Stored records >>
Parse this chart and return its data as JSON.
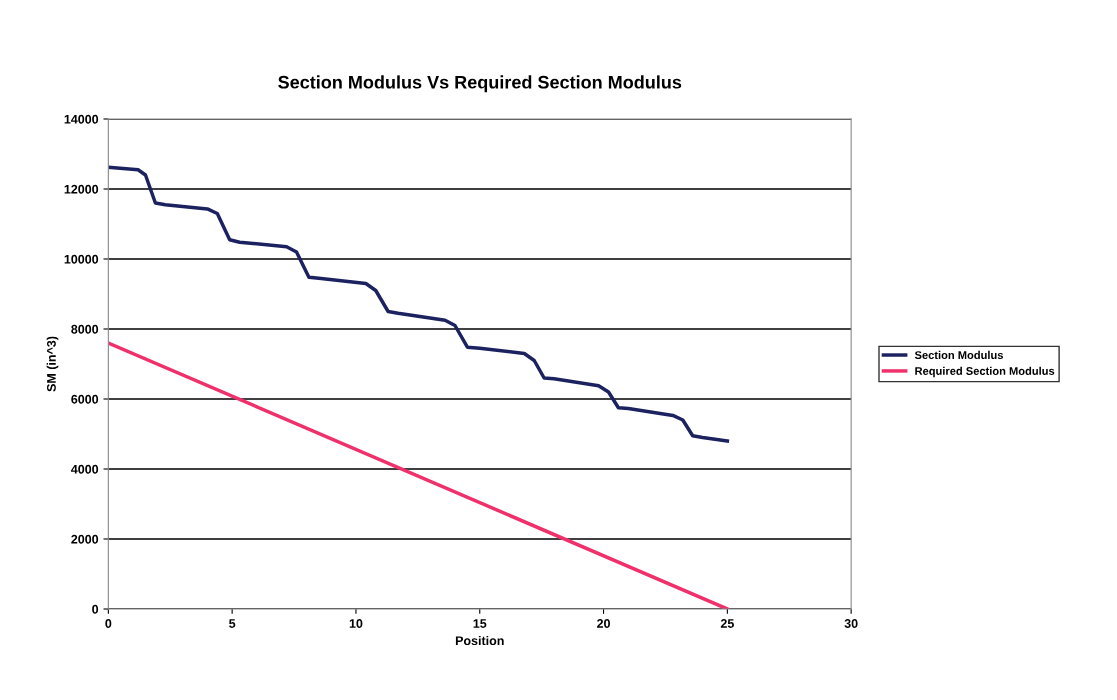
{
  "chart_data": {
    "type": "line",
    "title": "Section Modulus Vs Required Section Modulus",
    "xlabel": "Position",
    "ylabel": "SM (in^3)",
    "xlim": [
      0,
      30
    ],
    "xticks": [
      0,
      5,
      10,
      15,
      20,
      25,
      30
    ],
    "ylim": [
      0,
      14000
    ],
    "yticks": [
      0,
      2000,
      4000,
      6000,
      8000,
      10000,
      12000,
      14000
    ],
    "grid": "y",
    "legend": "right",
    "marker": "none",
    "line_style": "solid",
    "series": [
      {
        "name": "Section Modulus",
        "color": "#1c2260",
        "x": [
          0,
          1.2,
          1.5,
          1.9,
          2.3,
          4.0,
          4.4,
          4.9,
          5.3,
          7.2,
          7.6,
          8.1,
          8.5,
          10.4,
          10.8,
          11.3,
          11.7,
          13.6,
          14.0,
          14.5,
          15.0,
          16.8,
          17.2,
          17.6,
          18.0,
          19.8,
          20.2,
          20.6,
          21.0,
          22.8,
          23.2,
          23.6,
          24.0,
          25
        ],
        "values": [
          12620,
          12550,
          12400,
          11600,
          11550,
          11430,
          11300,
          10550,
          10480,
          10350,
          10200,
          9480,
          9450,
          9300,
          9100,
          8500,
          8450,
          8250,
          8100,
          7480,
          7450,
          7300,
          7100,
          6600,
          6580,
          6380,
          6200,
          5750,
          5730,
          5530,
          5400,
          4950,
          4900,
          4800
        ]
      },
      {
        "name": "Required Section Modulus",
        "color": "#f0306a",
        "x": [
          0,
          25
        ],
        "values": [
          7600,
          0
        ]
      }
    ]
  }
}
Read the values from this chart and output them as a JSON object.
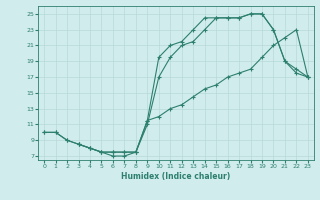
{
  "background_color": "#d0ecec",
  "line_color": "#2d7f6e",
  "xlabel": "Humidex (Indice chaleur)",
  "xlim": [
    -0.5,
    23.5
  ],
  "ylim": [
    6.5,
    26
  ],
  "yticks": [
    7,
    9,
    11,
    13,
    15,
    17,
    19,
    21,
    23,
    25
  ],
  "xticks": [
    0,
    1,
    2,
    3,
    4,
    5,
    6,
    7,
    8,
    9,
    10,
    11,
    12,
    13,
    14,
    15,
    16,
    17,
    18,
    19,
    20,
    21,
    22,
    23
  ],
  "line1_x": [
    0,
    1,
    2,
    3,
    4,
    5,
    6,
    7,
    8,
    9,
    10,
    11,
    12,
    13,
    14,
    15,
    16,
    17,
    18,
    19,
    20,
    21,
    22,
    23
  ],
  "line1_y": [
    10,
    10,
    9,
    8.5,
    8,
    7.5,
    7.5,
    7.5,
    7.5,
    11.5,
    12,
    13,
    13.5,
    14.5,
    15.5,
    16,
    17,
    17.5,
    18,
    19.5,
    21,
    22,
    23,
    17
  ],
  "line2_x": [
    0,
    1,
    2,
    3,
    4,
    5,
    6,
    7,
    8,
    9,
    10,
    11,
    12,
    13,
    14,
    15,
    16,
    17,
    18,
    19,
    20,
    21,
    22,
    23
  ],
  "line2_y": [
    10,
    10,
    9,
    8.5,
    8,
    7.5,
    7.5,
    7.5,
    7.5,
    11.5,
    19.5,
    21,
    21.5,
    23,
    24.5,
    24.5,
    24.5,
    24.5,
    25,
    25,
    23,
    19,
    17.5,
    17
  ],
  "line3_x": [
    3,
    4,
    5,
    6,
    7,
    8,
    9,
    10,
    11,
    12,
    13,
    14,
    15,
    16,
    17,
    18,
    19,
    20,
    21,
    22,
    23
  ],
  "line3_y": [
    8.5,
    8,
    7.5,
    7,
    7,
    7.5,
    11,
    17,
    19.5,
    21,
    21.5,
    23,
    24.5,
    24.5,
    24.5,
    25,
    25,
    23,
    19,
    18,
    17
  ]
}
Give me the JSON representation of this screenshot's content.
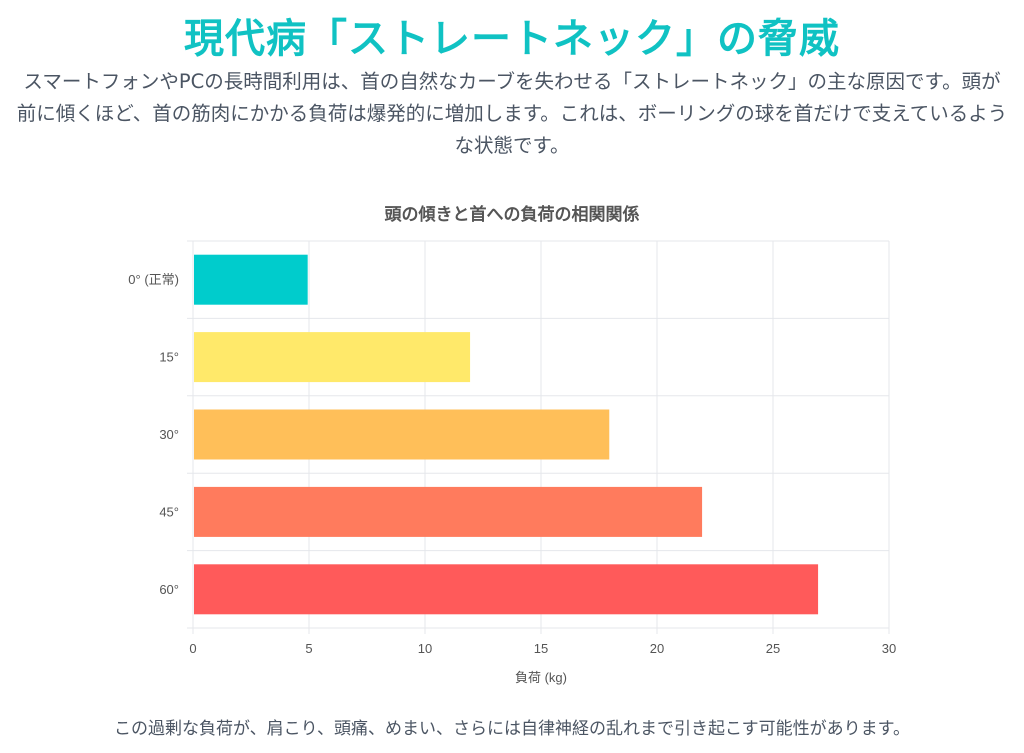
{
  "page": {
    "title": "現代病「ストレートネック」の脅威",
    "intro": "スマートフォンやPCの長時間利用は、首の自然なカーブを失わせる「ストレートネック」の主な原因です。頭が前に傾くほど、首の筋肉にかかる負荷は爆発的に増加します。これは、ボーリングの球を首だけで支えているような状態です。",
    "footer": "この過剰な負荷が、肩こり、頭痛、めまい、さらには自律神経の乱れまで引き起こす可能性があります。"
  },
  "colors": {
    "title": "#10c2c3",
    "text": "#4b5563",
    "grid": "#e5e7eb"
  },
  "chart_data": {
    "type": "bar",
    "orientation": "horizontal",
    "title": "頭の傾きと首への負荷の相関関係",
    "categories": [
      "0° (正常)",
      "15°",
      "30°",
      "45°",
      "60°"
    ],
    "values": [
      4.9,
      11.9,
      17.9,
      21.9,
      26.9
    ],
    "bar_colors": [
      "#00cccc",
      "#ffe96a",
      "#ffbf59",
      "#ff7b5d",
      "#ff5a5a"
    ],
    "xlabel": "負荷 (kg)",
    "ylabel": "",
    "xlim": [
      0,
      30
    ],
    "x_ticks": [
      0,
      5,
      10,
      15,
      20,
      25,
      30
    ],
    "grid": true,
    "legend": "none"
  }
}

PROBLEM REQUIREMENTS >>
Read through the lines above and collect those that contain the string "this".

CORRECT ANSWER >>
Parse this chart and return its data as JSON.
Read the values from this chart and output them as a JSON object.
Give me the JSON representation of this screenshot's content.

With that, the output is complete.